*What you have to do:*
Count the lines in the records below that contain the word "color", and reply with only that number.

*Data supplied:*

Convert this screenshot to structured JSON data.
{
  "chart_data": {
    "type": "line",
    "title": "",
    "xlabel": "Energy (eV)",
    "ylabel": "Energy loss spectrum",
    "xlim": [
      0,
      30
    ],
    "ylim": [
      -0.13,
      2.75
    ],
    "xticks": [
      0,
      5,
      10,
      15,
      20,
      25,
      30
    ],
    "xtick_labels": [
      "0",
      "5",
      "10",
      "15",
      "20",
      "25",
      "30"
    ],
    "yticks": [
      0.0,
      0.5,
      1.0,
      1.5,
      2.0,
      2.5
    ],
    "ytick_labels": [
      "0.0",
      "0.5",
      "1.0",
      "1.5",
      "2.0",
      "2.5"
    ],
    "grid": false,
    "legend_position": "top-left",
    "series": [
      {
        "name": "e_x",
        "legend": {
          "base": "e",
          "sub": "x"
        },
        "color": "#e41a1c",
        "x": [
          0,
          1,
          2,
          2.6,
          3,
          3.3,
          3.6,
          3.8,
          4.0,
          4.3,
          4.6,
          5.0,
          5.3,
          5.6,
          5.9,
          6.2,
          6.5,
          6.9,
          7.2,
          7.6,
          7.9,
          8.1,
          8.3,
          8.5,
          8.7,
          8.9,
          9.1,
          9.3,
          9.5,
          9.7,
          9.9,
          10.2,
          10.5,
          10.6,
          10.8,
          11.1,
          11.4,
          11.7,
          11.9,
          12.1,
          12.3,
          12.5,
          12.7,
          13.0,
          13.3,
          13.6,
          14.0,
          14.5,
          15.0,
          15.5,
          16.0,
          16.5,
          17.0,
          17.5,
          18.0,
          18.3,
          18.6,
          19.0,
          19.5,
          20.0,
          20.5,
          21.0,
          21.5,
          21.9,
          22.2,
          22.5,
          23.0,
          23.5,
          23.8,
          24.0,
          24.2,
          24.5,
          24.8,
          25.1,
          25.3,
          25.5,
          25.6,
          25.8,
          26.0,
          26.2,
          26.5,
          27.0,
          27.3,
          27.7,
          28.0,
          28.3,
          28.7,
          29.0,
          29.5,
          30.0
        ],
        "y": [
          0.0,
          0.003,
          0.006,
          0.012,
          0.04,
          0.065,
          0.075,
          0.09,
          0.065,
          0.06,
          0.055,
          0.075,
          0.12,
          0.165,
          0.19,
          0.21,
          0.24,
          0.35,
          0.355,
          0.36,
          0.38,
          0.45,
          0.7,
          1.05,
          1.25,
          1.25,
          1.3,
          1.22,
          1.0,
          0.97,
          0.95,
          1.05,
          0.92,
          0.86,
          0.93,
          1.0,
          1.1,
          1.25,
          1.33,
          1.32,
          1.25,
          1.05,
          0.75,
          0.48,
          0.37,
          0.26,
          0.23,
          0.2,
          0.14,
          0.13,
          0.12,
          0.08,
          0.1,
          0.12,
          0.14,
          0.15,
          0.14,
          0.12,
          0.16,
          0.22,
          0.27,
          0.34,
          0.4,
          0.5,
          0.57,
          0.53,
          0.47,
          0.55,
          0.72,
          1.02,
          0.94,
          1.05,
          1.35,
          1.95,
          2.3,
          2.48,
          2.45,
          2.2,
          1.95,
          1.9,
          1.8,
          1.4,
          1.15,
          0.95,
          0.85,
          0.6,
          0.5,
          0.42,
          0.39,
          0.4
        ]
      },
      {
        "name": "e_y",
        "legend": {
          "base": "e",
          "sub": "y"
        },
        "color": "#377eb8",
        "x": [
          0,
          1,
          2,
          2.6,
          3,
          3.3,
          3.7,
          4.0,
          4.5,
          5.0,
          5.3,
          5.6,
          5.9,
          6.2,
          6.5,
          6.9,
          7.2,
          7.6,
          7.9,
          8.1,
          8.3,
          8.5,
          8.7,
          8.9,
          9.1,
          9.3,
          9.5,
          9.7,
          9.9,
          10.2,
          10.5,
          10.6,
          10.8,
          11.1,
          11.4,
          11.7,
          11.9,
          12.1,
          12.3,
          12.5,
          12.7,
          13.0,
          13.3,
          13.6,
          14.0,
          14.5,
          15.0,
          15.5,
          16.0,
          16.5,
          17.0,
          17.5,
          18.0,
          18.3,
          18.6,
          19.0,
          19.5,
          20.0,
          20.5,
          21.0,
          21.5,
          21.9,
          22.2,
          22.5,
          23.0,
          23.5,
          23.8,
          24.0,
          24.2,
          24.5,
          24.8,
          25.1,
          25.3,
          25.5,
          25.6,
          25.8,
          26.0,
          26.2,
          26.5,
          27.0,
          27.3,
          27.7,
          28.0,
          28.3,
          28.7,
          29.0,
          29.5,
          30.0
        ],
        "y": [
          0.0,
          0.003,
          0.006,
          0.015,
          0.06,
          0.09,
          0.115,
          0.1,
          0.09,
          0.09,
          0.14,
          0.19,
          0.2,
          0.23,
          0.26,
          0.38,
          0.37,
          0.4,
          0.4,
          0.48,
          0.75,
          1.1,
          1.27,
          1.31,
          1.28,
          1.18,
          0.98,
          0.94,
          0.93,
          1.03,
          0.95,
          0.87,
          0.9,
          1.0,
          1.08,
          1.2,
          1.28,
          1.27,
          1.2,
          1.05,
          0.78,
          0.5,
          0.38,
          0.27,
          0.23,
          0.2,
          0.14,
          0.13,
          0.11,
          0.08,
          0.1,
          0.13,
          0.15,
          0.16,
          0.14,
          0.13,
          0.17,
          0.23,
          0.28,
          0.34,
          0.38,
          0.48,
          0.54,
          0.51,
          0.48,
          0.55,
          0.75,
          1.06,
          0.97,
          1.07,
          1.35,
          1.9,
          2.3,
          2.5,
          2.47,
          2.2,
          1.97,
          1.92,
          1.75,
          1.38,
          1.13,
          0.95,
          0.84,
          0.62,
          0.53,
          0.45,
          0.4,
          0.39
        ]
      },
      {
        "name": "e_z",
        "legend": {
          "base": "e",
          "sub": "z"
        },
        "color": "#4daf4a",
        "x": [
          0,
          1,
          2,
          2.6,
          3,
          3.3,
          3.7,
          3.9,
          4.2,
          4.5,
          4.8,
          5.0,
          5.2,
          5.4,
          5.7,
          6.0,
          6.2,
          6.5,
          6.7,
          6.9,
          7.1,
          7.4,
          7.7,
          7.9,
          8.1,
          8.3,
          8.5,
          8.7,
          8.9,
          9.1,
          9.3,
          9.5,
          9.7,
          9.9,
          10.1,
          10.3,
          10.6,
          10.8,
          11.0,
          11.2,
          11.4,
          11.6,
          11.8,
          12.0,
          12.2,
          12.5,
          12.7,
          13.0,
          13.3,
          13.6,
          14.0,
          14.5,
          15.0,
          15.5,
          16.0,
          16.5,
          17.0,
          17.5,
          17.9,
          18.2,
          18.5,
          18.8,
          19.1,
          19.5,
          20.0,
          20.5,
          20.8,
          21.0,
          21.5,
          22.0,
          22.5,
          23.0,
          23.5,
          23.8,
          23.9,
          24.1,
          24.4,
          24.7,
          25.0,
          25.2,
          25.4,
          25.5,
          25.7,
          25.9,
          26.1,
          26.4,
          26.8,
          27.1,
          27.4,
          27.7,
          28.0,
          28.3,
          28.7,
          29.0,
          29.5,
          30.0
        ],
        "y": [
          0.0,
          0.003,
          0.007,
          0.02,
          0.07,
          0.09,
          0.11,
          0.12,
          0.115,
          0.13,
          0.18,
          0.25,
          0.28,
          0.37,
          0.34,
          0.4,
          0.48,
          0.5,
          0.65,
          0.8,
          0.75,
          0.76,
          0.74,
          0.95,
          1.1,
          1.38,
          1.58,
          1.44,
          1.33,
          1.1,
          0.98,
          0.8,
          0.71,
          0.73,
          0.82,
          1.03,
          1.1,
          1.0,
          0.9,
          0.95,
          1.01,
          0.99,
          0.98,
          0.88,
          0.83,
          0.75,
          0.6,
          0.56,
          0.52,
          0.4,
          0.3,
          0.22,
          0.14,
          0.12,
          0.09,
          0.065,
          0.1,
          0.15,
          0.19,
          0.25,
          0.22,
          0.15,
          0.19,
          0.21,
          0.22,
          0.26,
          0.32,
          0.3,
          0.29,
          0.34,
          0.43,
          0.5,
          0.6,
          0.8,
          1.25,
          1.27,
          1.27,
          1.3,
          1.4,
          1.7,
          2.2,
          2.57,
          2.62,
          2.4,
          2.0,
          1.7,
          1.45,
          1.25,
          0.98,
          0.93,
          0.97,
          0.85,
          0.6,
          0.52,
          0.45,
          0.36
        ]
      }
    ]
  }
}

*Final answer:*
3